Problem details
Repeat what the lines below say, word for word, and skip every image.

Entries
***

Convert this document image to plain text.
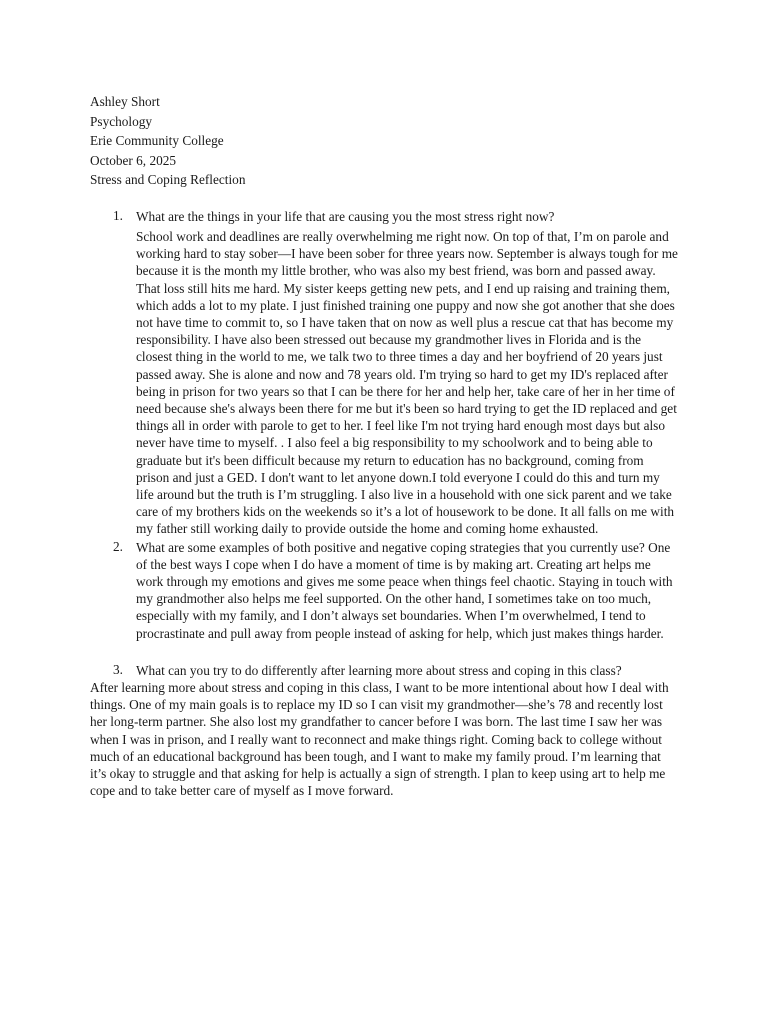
Ashley Short

Psychology

Erie Community College

October 6, 2025

Stress and Coping Reflection

1. What are the things in your life that are causing you the most stress right now?

School work and deadlines are really overwhelming me right now. On top of that, I’m on parole and working hard to stay sober—I have been sober for three years now. September is always tough for me because it is the month my little brother, who was also my best friend, was born and passed away. That loss still hits me hard. My sister keeps getting new pets, and I end up raising and training them, which adds a lot to my plate. I just finished training one puppy and now she got another that she does not have time to commit to, so I have taken that on now as well plus a rescue cat that has become my responsibility. I have also been stressed out because my grandmother lives in Florida and is the closest thing in the world to me, we talk two to three times a day and her boyfriend of 20 years just passed away. She is alone and now and 78 years old. I'm trying so hard to get my ID's replaced after being in prison for two years so that I can be there for her and help her, take care of her in her time of need because she's always been there for me but it's been so hard trying to get the ID replaced and get things all in order with parole to get to her. I feel like I'm not trying hard enough most days but also never have time to myself. . I also feel a big responsibility to my schoolwork and to being able to graduate but it's been difficult because my return to education has no background, coming from prison and just a GED. I don't want to let anyone down.I told everyone I could do this and turn my life around but the truth is I’m struggling. I also live in a household with one sick parent and we take care of my brothers kids on the weekends so it’s a lot of housework to be done. It all falls on me with my father still working daily to provide outside the home and coming home exhausted.

2. What are some examples of both positive and negative coping strategies that you currently use? One of the best ways I cope when I do have a moment of time is by making art. Creating art helps me work through my emotions and gives me some peace when things feel chaotic. Staying in touch with my grandmother also helps me feel supported. On the other hand, I sometimes take on too much, especially with my family, and I don’t always set boundaries. When I’m overwhelmed, I tend to procrastinate and pull away from people instead of asking for help, which just makes things harder.

3. What can you try to do differently after learning more about stress and coping in this class?

After learning more about stress and coping in this class, I want to be more intentional about how I deal with things. One of my main goals is to replace my ID so I can visit my grandmother—she’s 78 and recently lost her long-term partner. She also lost my grandfather to cancer before I was born. The last time I saw her was when I was in prison, and I really want to reconnect and make things right. Coming back to college without much of an educational background has been tough, and I want to make my family proud. I’m learning that it’s okay to struggle and that asking for help is actually a sign of strength. I plan to keep using art to help me cope and to take better care of myself as I move forward.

***

Output for this exercise
Convert this document image to plain text.
Ashley Short

Psychology

Erie Community College

October 6, 2025

Stress and Coping Reflection

1. What are the things in your life that are causing you the most stress right now?

School work and deadlines are really overwhelming me right now. On top of that, I’m on parole and working hard to stay sober—I have been sober for three years now. September is always tough for me because it is the month my little brother, who was also my best friend, was born and passed away. That loss still hits me hard. My sister keeps getting new pets, and I end up raising and training them, which adds a lot to my plate. I just finished training one puppy and now she got another that she does not have time to commit to, so I have taken that on now as well plus a rescue cat that has become my responsibility. I have also been stressed out because my grandmother lives in Florida and is the closest thing in the world to me, we talk two to three times a day and her boyfriend of 20 years just passed away. She is alone and now and 78 years old. I'm trying so hard to get my ID's replaced after being in prison for two years so that I can be there for her and help her, take care of her in her time of need because she's always been there for me but it's been so hard trying to get the ID replaced and get things all in order with parole to get to her. I feel like I'm not trying hard enough most days but also never have time to myself. . I also feel a big responsibility to my schoolwork and to being able to graduate but it's been difficult because my return to education has no background, coming from prison and just a GED. I don't want to let anyone down.I told everyone I could do this and turn my life around but the truth is I’m struggling. I also live in a household with one sick parent and we take care of my brothers kids on the weekends so it’s a lot of housework to be done. It all falls on me with my father still working daily to provide outside the home and coming home exhausted.

2. What are some examples of both positive and negative coping strategies that you currently use? One of the best ways I cope when I do have a moment of time is by making art. Creating art helps me work through my emotions and gives me some peace when things feel chaotic. Staying in touch with my grandmother also helps me feel supported. On the other hand, I sometimes take on too much, especially with my family, and I don’t always set boundaries. When I’m overwhelmed, I tend to procrastinate and pull away from people instead of asking for help, which just makes things harder.

3. What can you try to do differently after learning more about stress and coping in this class?

After learning more about stress and coping in this class, I want to be more intentional about how I deal with things. One of my main goals is to replace my ID so I can visit my grandmother—she’s 78 and recently lost her long-term partner. She also lost my grandfather to cancer before I was born. The last time I saw her was when I was in prison, and I really want to reconnect and make things right. Coming back to college without much of an educational background has been tough, and I want to make my family proud. I’m learning that it’s okay to struggle and that asking for help is actually a sign of strength. I plan to keep using art to help me cope and to take better care of myself as I move forward.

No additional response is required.